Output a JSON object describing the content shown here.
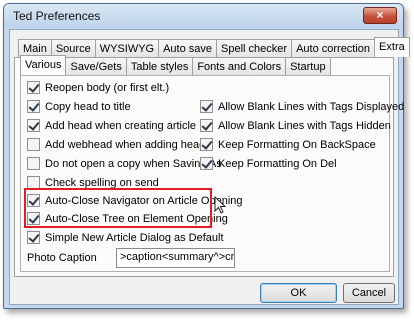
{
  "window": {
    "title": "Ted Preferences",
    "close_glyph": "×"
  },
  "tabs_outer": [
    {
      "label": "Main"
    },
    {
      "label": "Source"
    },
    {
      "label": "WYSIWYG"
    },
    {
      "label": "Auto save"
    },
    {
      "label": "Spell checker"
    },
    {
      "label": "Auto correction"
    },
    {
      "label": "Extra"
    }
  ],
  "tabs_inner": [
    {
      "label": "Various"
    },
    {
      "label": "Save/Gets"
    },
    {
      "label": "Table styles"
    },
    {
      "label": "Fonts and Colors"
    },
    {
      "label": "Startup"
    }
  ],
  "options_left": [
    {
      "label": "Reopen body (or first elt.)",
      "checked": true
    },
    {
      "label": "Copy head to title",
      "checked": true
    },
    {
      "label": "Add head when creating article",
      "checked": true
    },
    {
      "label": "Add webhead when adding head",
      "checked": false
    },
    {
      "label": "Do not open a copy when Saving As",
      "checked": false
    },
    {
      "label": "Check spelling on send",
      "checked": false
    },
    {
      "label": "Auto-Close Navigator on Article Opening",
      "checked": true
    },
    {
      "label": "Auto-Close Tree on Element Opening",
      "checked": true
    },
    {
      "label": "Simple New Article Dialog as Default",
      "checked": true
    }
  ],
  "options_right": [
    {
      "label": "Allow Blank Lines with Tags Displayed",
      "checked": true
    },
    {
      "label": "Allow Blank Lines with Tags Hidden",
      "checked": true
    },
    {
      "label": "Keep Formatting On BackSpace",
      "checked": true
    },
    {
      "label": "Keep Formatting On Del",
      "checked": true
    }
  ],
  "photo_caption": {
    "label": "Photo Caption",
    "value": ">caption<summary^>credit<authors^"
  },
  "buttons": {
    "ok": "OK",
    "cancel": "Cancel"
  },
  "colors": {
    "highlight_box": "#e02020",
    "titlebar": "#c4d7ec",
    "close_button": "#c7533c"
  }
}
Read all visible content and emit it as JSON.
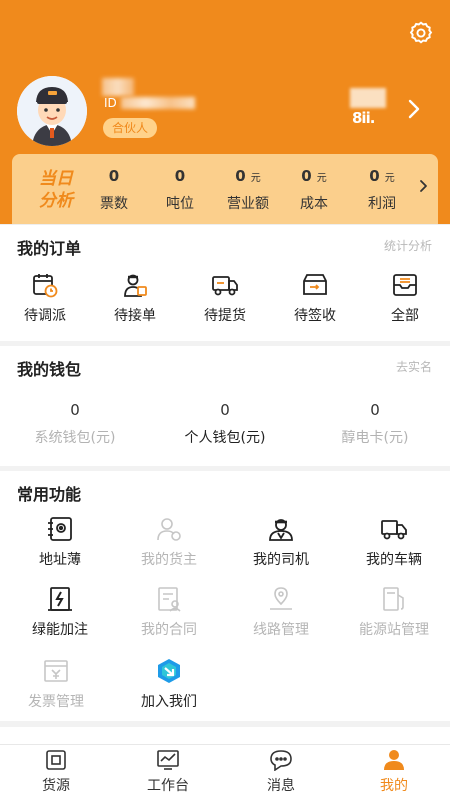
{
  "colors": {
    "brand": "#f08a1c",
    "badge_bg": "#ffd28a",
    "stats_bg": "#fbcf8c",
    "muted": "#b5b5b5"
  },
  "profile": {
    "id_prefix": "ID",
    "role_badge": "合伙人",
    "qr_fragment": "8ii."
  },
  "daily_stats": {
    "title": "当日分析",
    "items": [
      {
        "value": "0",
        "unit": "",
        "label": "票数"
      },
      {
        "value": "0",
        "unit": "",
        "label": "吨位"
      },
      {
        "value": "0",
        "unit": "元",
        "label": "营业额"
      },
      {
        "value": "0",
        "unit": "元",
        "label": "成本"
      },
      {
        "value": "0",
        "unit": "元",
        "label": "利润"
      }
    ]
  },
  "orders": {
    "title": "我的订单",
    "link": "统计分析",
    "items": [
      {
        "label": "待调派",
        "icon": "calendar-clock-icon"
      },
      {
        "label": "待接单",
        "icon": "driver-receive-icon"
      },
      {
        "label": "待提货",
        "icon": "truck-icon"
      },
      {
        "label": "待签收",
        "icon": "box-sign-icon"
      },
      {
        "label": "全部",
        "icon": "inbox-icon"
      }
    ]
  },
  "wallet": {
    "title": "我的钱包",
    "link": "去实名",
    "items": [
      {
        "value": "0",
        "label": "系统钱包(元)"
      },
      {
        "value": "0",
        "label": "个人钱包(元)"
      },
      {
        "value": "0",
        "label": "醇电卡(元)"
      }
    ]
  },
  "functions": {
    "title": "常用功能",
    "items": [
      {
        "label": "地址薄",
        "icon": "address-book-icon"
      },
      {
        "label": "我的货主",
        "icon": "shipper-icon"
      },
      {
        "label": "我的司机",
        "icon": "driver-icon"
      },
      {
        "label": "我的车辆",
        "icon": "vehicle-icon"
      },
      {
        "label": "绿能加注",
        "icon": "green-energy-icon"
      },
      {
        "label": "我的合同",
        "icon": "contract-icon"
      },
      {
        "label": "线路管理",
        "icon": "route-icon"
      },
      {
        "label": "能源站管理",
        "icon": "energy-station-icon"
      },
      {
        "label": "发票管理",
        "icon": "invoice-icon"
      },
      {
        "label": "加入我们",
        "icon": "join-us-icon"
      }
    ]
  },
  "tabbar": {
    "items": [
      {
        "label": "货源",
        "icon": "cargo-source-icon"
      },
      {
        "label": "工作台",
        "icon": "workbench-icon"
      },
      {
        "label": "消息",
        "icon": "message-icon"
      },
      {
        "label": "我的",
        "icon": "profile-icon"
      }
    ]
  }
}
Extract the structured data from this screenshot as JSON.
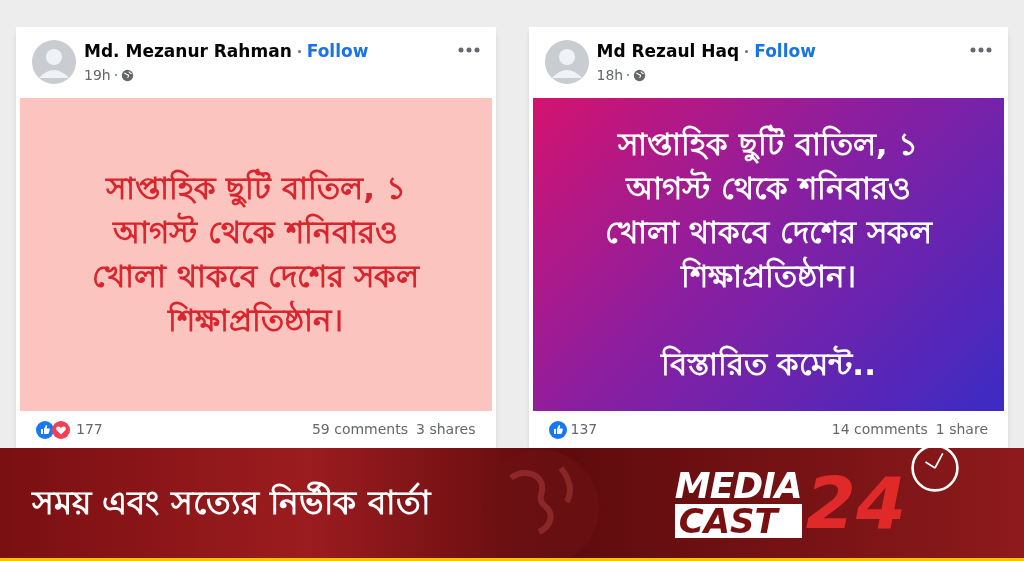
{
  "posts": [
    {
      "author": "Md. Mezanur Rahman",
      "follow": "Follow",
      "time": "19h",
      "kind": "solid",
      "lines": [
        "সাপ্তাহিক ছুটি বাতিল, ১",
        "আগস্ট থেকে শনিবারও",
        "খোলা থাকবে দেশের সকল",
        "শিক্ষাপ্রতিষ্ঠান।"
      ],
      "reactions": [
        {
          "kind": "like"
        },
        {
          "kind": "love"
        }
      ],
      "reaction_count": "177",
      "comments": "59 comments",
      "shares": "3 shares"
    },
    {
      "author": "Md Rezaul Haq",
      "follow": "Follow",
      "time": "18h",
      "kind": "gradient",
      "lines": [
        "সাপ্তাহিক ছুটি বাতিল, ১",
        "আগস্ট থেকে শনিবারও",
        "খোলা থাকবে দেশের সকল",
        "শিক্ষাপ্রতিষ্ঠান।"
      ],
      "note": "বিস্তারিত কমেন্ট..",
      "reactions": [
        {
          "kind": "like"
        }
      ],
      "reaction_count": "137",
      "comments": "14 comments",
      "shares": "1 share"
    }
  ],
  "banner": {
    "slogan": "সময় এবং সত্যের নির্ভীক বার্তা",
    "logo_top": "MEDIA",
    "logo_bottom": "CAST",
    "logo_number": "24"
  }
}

.....

● EXERCISE AIM: All of the data above should be transcribed verbatim, with pictures omitted.

● FINAL ANSWER:
Output a JSON object describing the content shown here.
{
  "window": {
    "title": "Ted Preferences",
    "close_glyph": "×"
  },
  "tabs_outer": [
    {
      "label": "Main"
    },
    {
      "label": "Source"
    },
    {
      "label": "WYSIWYG"
    },
    {
      "label": "Auto save"
    },
    {
      "label": "Spell checker"
    },
    {
      "label": "Auto correction"
    },
    {
      "label": "Extra"
    }
  ],
  "tabs_inner": [
    {
      "label": "Various"
    },
    {
      "label": "Save/Gets"
    },
    {
      "label": "Table styles"
    },
    {
      "label": "Fonts and Colors"
    },
    {
      "label": "Startup"
    }
  ],
  "options_left": [
    {
      "label": "Reopen body (or first elt.)",
      "checked": true
    },
    {
      "label": "Copy head to title",
      "checked": true
    },
    {
      "label": "Add head when creating article",
      "checked": true
    },
    {
      "label": "Add webhead when adding head",
      "checked": false
    },
    {
      "label": "Do not open a copy when Saving As",
      "checked": false
    },
    {
      "label": "Check spelling on send",
      "checked": false
    },
    {
      "label": "Auto-Close Navigator on Article Opening",
      "checked": true
    },
    {
      "label": "Auto-Close Tree on Element Opening",
      "checked": true
    },
    {
      "label": "Simple New Article Dialog as Default",
      "checked": true
    }
  ],
  "options_right": [
    {
      "label": "Allow Blank Lines with Tags Displayed",
      "checked": true
    },
    {
      "label": "Allow Blank Lines with Tags Hidden",
      "checked": true
    },
    {
      "label": "Keep Formatting On BackSpace",
      "checked": true
    },
    {
      "label": "Keep Formatting On Del",
      "checked": true
    }
  ],
  "photo_caption": {
    "label": "Photo Caption",
    "value": ">caption<summary^>credit<authors^"
  },
  "buttons": {
    "ok": "OK",
    "cancel": "Cancel"
  },
  "colors": {
    "highlight_box": "#e02020",
    "titlebar": "#c4d7ec",
    "close_button": "#c7533c"
  }
}
Read all visible content and emit it as JSON.
{
  "colors": {
    "brand": "#f08a1c",
    "badge_bg": "#ffd28a",
    "stats_bg": "#fbcf8c",
    "muted": "#b5b5b5"
  },
  "profile": {
    "id_prefix": "ID",
    "role_badge": "合伙人",
    "qr_fragment": "8ii."
  },
  "daily_stats": {
    "title": "当日分析",
    "items": [
      {
        "value": "0",
        "unit": "",
        "label": "票数"
      },
      {
        "value": "0",
        "unit": "",
        "label": "吨位"
      },
      {
        "value": "0",
        "unit": "元",
        "label": "营业额"
      },
      {
        "value": "0",
        "unit": "元",
        "label": "成本"
      },
      {
        "value": "0",
        "unit": "元",
        "label": "利润"
      }
    ]
  },
  "orders": {
    "title": "我的订单",
    "link": "统计分析",
    "items": [
      {
        "label": "待调派",
        "icon": "calendar-clock-icon"
      },
      {
        "label": "待接单",
        "icon": "driver-receive-icon"
      },
      {
        "label": "待提货",
        "icon": "truck-icon"
      },
      {
        "label": "待签收",
        "icon": "box-sign-icon"
      },
      {
        "label": "全部",
        "icon": "inbox-icon"
      }
    ]
  },
  "wallet": {
    "title": "我的钱包",
    "link": "去实名",
    "items": [
      {
        "value": "0",
        "label": "系统钱包(元)"
      },
      {
        "value": "0",
        "label": "个人钱包(元)"
      },
      {
        "value": "0",
        "label": "醇电卡(元)"
      }
    ]
  },
  "functions": {
    "title": "常用功能",
    "items": [
      {
        "label": "地址薄",
        "icon": "address-book-icon"
      },
      {
        "label": "我的货主",
        "icon": "shipper-icon"
      },
      {
        "label": "我的司机",
        "icon": "driver-icon"
      },
      {
        "label": "我的车辆",
        "icon": "vehicle-icon"
      },
      {
        "label": "绿能加注",
        "icon": "green-energy-icon"
      },
      {
        "label": "我的合同",
        "icon": "contract-icon"
      },
      {
        "label": "线路管理",
        "icon": "route-icon"
      },
      {
        "label": "能源站管理",
        "icon": "energy-station-icon"
      },
      {
        "label": "发票管理",
        "icon": "invoice-icon"
      },
      {
        "label": "加入我们",
        "icon": "join-us-icon"
      }
    ]
  },
  "tabbar": {
    "items": [
      {
        "label": "货源",
        "icon": "cargo-source-icon"
      },
      {
        "label": "工作台",
        "icon": "workbench-icon"
      },
      {
        "label": "消息",
        "icon": "message-icon"
      },
      {
        "label": "我的",
        "icon": "profile-icon"
      }
    ]
  }
}
Extract the structured data from this screenshot as JSON.
{
  "posts": [
    {
      "author": "Md. Mezanur Rahman",
      "follow": "Follow",
      "time": "19h",
      "kind": "solid",
      "lines": [
        "সাপ্তাহিক ছুটি বাতিল, ১",
        "আগস্ট থেকে শনিবারও",
        "খোলা থাকবে দেশের সকল",
        "শিক্ষাপ্রতিষ্ঠান।"
      ],
      "reactions": [
        {
          "kind": "like"
        },
        {
          "kind": "love"
        }
      ],
      "reaction_count": "177",
      "comments": "59 comments",
      "shares": "3 shares"
    },
    {
      "author": "Md Rezaul Haq",
      "follow": "Follow",
      "time": "18h",
      "kind": "gradient",
      "lines": [
        "সাপ্তাহিক ছুটি বাতিল, ১",
        "আগস্ট থেকে শনিবারও",
        "খোলা থাকবে দেশের সকল",
        "শিক্ষাপ্রতিষ্ঠান।"
      ],
      "note": "বিস্তারিত কমেন্ট..",
      "reactions": [
        {
          "kind": "like"
        }
      ],
      "reaction_count": "137",
      "comments": "14 comments",
      "shares": "1 share"
    }
  ],
  "banner": {
    "slogan": "সময় এবং সত্যের নির্ভীক বার্তা",
    "logo_top": "MEDIA",
    "logo_bottom": "CAST",
    "logo_number": "24"
  }
}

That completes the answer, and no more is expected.